◆ What needs to be done: Extract the text of each entry below exactly, leaving every image behind.

>> Start

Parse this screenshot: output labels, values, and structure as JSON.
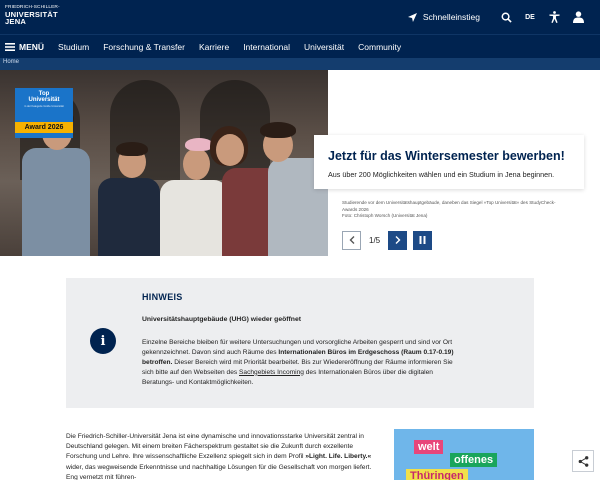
{
  "brand": {
    "line1": "FRIEDRICH-SCHILLER-",
    "line2": "UNIVERSITÄT",
    "line3": "JENA"
  },
  "header": {
    "quick_link": "Schnelleinstieg",
    "language": "DE"
  },
  "nav": {
    "menu_label": "MENÜ",
    "items": [
      "Studium",
      "Forschung & Transfer",
      "Karriere",
      "International",
      "Universität",
      "Community"
    ]
  },
  "breadcrumb": [
    "Home"
  ],
  "hero": {
    "badge": {
      "line1": "Top",
      "line2": "Universität",
      "line3": "in der Kategorie Große Universität",
      "award": "Award 2026"
    },
    "title": "Jetzt für das Wintersemester bewerben!",
    "subtitle": "Aus über 200 Möglichkeiten wählen und ein Studium in Jena beginnen.",
    "caption_line1": "Studierende vor dem Universitätshauptgebäude, daneben das Siegel »Top Universität« des StudyCheck-",
    "caption_line2": "Awards 2026",
    "caption_line3": "Foto: Christoph Worsch (Universität Jena)",
    "slide_counter": "1/5"
  },
  "notice": {
    "title": "HINWEIS",
    "subtitle": "Universitätshauptgebäude (UHG) wieder geöffnet",
    "p1": "Einzelne Bereiche bleiben für weitere Untersuchungen und vorsorgliche Arbeiten gesperrt und sind vor Ort gekennzeichnet. Davon sind auch Räume des",
    "p1_bold": "Internationalen Büros im Erdgeschoss (Raum 0.17-0.19) betroffen.",
    "p2": "Dieser Bereich wird mit Priorität bearbeitet. Bis zur Wiedereröffnung der Räume informieren Sie sich bitte auf den Webseiten des",
    "link": "Sachgebiets Incoming",
    "p3": "des Internationalen Büros über die digitalen Beratungs- und Kontaktmöglichkeiten."
  },
  "intro": {
    "text1": "Die Friedrich-Schiller-Universität Jena ist eine dynamische und innovationsstarke Universität zentral in Deutschland gelegen. Mit einem breiten Fächerspektrum gestaltet sie die Zukunft durch exzellente Forschung und Lehre. Ihre wissenschaftliche Exzellenz spiegelt sich in dem Profil",
    "bold": "»Light. Life. Liberty.«",
    "text2": "wider, das wegweisende Erkenntnisse und nachhaltige Lösungen für die Gesellschaft von morgen liefert. Eng vernetzt mit führen-"
  },
  "promo": {
    "word1": "welt",
    "word2": "offenes",
    "word3": "Thüringen"
  },
  "colors": {
    "navy": "#002350",
    "accent_blue": "#1d4a86",
    "notice_bg": "#edeef0"
  }
}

>> End

◆ Right answer:
Parse this screenshot: output labels, values, and structure as JSON.
{
  "brand": {
    "line1": "FRIEDRICH-SCHILLER-",
    "line2": "UNIVERSITÄT",
    "line3": "JENA"
  },
  "header": {
    "quick_link": "Schnelleinstieg",
    "language": "DE"
  },
  "nav": {
    "menu_label": "MENÜ",
    "items": [
      "Studium",
      "Forschung & Transfer",
      "Karriere",
      "International",
      "Universität",
      "Community"
    ]
  },
  "breadcrumb": [
    "Home"
  ],
  "hero": {
    "badge": {
      "line1": "Top",
      "line2": "Universität",
      "line3": "in der Kategorie Große Universität",
      "award": "Award 2026"
    },
    "title": "Jetzt für das Wintersemester bewerben!",
    "subtitle": "Aus über 200 Möglichkeiten wählen und ein Studium in Jena beginnen.",
    "caption_line1": "Studierende vor dem Universitätshauptgebäude, daneben das Siegel »Top Universität« des StudyCheck-",
    "caption_line2": "Awards 2026",
    "caption_line3": "Foto: Christoph Worsch (Universität Jena)",
    "slide_counter": "1/5"
  },
  "notice": {
    "title": "HINWEIS",
    "subtitle": "Universitätshauptgebäude (UHG) wieder geöffnet",
    "p1": "Einzelne Bereiche bleiben für weitere Untersuchungen und vorsorgliche Arbeiten gesperrt und sind vor Ort gekennzeichnet. Davon sind auch Räume des",
    "p1_bold": "Internationalen Büros im Erdgeschoss (Raum 0.17-0.19) betroffen.",
    "p2": "Dieser Bereich wird mit Priorität bearbeitet. Bis zur Wiedereröffnung der Räume informieren Sie sich bitte auf den Webseiten des",
    "link": "Sachgebiets Incoming",
    "p3": "des Internationalen Büros über die digitalen Beratungs- und Kontaktmöglichkeiten."
  },
  "intro": {
    "text1": "Die Friedrich-Schiller-Universität Jena ist eine dynamische und innovationsstarke Universität zentral in Deutschland gelegen. Mit einem breiten Fächerspektrum gestaltet sie die Zukunft durch exzellente Forschung und Lehre. Ihre wissenschaftliche Exzellenz spiegelt sich in dem Profil",
    "bold": "»Light. Life. Liberty.«",
    "text2": "wider, das wegweisende Erkenntnisse und nachhaltige Lösungen für die Gesellschaft von morgen liefert. Eng vernetzt mit führen-"
  },
  "promo": {
    "word1": "welt",
    "word2": "offenes",
    "word3": "Thüringen"
  },
  "colors": {
    "navy": "#002350",
    "accent_blue": "#1d4a86",
    "notice_bg": "#edeef0"
  }
}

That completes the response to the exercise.